EJERCICIO BREVE A:
Copia todas las preguntas que aparecen entre signos de interrogación en el fragmento sobre Miqueas, una por línea.
EJERCICIO BREVE B:
Extrae de los registros, sin ningún cambio, las líneas que van desde el comienzo hasta la que contiene "timezone-value: Europe/London [216, 199, 309, 215]", ambas incluidas.

FRAGMENTO PARA LEER:

El clamor del pueblo


Según los estudiosos, Miqueas se hace eco de la teología del éxodo, arraigada en la población rural y sencilla. Dios ama a su pueblo, pero la infidelidad de este es tan flagrante, que no hay manera de librarse del castigo. Jerusalén caerá. Miqueas arremete contra el culto hipócrita y fingido, y contra las falsas seguridades de una religión que genera un sentimiento de inmunidad.

Empieza sus oráculos con una acusación en forma de pleito legal y amenaza de castigo (1, 2-7):

«Que Yahvé sea testigo entre vosotros, el Señor desde su santo templo. Porque saldrá de su morada y caminará por el globo de la tierra, las montañas se fundirán a su paso como la cera ante el fuego […] ¿Cuál es la infidelidad de Jacob? ¿Cuál es el pecado de Judá? Haré de Samaría una ruina, de Jerusalén, una viña […] destruiré todos sus ídolos…»

Continúa acusando a los malos gobernantes y los ricos que oprimen a los pobres (Miqueas 2 y 3, 1-4):
«¿No os toca a vosotros conocer el derecho, enemigos del bien y amigos del mal, que devoráis la carne de mi pueblo? Le arrancáis la piel y le partís los huesos, los desmenuzáis como carne de olla… Si claman a Yahvé, él no responderá; por sus malas acciones ¡les ocultará el rostro!»

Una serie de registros
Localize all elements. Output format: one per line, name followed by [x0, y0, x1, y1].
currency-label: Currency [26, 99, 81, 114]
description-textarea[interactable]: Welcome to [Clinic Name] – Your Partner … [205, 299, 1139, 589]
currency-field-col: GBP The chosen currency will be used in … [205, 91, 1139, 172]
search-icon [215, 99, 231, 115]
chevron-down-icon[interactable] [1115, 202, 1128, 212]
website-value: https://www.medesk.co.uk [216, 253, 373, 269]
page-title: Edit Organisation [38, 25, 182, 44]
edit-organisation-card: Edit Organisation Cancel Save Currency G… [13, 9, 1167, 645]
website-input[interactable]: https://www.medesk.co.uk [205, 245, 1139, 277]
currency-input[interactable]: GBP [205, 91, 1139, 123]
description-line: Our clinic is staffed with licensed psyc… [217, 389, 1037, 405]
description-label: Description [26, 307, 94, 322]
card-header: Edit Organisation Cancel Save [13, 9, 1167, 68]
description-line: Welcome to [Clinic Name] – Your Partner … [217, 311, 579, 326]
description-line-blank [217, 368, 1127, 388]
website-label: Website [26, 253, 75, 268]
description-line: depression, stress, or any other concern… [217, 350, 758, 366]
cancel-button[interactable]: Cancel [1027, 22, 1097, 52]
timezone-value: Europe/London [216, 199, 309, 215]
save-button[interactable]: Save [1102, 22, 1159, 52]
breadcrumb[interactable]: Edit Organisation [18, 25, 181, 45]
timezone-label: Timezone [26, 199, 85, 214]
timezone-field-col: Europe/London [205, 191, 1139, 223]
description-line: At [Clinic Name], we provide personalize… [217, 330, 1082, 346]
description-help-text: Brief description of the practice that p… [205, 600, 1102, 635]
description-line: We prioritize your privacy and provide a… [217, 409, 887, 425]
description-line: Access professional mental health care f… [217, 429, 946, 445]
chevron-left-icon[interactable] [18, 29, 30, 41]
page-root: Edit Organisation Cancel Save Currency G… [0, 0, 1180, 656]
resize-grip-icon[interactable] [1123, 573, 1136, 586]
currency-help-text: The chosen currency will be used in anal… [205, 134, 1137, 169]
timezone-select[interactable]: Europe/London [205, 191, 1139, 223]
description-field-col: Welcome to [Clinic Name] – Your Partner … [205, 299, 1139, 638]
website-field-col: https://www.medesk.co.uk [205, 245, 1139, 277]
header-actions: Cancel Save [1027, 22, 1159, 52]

RESPUESTA CORRECTA A:
¿Cuál es la infidelidad de Jacob?
¿Cuál es el pecado de Judá?
¿No os toca a vosotros conocer el derecho, enemigos del bien y amigos del mal, que devoráis la carne de mi pueblo?

RESPUESTA CORRECTA B:
Localize all elements. Output format: one per line, name followed by [x0, y0, x1, y1].
currency-label: Currency [26, 99, 81, 114]
description-textarea[interactable]: Welcome to [Clinic Name] – Your Partner … [205, 299, 1139, 589]
currency-field-col: GBP The chosen currency will be used in … [205, 91, 1139, 172]
search-icon [215, 99, 231, 115]
chevron-down-icon[interactable] [1115, 202, 1128, 212]
website-value: https://www.medesk.co.uk [216, 253, 373, 269]
page-title: Edit Organisation [38, 25, 182, 44]
edit-organisation-card: Edit Organisation Cancel Save Currency G… [13, 9, 1167, 645]
website-input[interactable]: https://www.medesk.co.uk [205, 245, 1139, 277]
currency-input[interactable]: GBP [205, 91, 1139, 123]
description-line: Our clinic is staffed with licensed psyc… [217, 389, 1037, 405]
description-label: Description [26, 307, 94, 322]
card-header: Edit Organisation Cancel Save [13, 9, 1167, 68]
description-line: Welcome to [Clinic Name] – Your Partner … [217, 311, 579, 326]
description-line-blank [217, 368, 1127, 388]
website-label: Website [26, 253, 75, 268]
description-line: depression, stress, or any other concern… [217, 350, 758, 366]
cancel-button[interactable]: Cancel [1027, 22, 1097, 52]
timezone-value: Europe/London [216, 199, 309, 215]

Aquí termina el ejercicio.